I tried explaining it just yesterday to my boss (a Canon crop user) and the best thing I came out with is that the 5D images are more "luminous", less flat especially in contrasty/dark situations than all other cameras I've had. In comparison, my K-x has much better colours but images look more 2d and flatter, kind of like the difference between a beautiful watercolour (Kx) and a shiny oil painting (5D).


I find the old 5D to be almost film like in it's rendering.

IMO of course.


PostPosted: Sun Oct 31, 2010 3:22 pm    Post subject: Reply with quote

bob955i wrote:
ludoo wrote:
What I find interesting in the published data is that the 5d (old) sensor is the one where light loss is minimal. It might be totally unrelated, but the only thing I really liked about my 5D was its sensor: it has a certain quality which I cannot really describe.

I tried explaining it just yesterday to my boss (a Canon crop user) and the best thing I came out with is that the 5D images are more "luminous", less flat especially in contrasty/dark situations than all other cameras I've had. In comparison, my K-x has much better colours but images look more 2d and flatter, kind of like the difference between a beautiful watercolour (Kx) and a shiny oil painting (5D).


I find the old 5D to be almost film like in it's rendering.

IMO of course.


It in no way renders in any more film like than the more recent full framers, other than having lower resolution Wink

Recording device itself is jsut as linear as all the other DSLR-sensors, and unlike film.

Entries supplied:

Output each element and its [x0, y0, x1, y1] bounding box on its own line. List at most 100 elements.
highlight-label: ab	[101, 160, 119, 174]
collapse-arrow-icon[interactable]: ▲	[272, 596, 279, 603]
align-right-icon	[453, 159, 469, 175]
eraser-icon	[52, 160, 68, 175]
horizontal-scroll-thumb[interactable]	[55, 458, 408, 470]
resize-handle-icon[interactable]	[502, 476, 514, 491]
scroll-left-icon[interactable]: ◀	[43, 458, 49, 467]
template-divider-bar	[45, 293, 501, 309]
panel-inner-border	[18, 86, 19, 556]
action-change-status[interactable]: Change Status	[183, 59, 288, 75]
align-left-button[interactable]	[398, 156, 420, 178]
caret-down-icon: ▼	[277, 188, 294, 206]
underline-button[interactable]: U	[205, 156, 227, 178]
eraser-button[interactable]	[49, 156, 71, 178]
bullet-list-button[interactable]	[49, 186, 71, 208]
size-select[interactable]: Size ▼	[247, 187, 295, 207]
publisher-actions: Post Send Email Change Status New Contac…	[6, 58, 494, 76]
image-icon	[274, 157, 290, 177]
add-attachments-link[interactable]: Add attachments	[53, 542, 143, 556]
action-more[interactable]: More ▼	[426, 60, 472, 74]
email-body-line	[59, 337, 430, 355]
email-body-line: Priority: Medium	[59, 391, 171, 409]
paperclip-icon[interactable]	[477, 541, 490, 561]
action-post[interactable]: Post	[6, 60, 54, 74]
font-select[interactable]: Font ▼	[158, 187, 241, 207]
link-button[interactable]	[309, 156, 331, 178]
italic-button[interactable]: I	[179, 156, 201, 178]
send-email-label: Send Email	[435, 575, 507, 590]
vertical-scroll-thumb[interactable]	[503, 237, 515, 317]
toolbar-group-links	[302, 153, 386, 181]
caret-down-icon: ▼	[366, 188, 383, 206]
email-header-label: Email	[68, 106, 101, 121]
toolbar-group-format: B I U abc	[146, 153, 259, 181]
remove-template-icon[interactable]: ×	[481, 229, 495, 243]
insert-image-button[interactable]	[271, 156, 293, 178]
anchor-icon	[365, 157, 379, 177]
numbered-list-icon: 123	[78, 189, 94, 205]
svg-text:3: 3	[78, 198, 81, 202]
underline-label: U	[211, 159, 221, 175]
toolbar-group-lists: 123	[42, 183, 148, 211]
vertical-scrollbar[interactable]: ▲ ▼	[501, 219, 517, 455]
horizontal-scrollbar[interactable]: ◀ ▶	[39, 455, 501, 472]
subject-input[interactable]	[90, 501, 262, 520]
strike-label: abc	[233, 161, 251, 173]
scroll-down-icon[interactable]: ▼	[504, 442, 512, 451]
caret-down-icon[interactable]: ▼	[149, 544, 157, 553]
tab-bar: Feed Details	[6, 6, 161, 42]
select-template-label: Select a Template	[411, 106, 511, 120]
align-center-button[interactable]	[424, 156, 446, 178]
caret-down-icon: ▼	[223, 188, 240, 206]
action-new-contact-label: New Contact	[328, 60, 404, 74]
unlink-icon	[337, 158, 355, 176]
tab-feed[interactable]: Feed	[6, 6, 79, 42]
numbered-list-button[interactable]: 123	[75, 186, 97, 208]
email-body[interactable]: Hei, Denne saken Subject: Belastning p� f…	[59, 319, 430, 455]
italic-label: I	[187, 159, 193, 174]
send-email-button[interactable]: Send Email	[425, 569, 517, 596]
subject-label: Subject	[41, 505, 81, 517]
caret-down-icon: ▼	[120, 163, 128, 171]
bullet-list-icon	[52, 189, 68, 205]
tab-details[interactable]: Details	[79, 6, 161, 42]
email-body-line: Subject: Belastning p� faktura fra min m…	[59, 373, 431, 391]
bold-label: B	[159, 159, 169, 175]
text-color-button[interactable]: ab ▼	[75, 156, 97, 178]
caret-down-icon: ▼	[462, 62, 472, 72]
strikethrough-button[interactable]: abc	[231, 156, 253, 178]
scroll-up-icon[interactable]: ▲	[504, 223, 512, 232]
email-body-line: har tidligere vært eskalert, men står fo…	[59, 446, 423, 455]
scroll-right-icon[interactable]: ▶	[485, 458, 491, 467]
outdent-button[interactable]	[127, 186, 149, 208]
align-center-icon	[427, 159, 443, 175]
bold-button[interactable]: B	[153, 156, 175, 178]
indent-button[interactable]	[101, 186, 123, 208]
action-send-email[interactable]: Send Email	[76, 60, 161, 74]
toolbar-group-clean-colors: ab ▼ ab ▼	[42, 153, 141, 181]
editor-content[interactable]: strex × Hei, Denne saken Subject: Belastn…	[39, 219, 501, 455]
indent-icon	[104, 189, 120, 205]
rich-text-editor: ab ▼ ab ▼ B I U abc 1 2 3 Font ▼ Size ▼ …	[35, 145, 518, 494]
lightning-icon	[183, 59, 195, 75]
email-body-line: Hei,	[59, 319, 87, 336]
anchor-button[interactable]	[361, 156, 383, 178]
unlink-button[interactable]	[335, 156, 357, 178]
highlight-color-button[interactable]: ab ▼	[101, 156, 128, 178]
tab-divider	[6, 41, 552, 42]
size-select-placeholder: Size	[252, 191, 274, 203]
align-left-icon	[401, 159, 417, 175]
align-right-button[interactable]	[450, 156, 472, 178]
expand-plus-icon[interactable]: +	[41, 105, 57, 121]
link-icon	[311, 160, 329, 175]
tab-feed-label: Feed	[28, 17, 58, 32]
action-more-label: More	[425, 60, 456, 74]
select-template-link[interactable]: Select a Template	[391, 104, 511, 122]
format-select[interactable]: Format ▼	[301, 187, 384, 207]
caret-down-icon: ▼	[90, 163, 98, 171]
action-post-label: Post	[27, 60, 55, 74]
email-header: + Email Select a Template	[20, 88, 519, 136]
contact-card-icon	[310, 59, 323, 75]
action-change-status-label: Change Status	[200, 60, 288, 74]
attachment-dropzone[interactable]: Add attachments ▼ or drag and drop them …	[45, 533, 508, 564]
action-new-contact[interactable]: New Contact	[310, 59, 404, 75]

Work request A:
In the forum discussion about the 5D sensor, what kind of camera user is the boss mentioned in the comparison?
Work request B:
Pick up the forum discussion about the 5D sensor after its last sentence and write the text that follows.
The listing has no connection to the forum discussion about the 5D sensor.

Exercise output A:
The boss is a Canon crop user.

Exercise output B:
PostPosted: Sun Oct 31, 2010 4:13 pm    Post subject: Reply with quote

Anu wrote:


It in no way renders in any more film like than the more recent full framers, other than having lower resolution Wink

Recording device itself is jsut as linear as all the other DSLR-sensors, and unlike film.


Since I haven't used anything newer I can't comment on how they perform but I like what it delivers as it reminds me a bit of film.


PostPosted: Sun Oct 31, 2010 6:15 pm    Post subject: Reply with quote

bob955i wrote:
Anu wrote:


It in no way renders in any more film like than the more recent full framers, other than having lower resolution Wink

Recording device itself is jsut as linear as all the other DSLR-sensors, and unlike film.


Since I haven't used anything newer I can't comment on how they perform but I like what it delivers as it reminds me a bit of film.


Actuall, you said:
Quote:
I find the old 5D to be almost film like in it's rendering.

This is diffeent from you saying what you just claimed what you said Smile

But I guess we can agree that you meant what you said now and that digital cameras have linear imagers, unlike what film was (and still is Wink ).


PostPosted: Sun Oct 31, 2010 6:20 pm    Post subject: Reply with quote

You are being pedantic and straying perilously close to trolling.

Kindly refrain from the latter or I will lock this thread.


PostPosted: Tue Nov 02, 2010 5:22 pm    Post subject: Reply with quote

bob955i wrote:
You are being pedantic and straying perilously close to trolling.

I feel the need to agree here.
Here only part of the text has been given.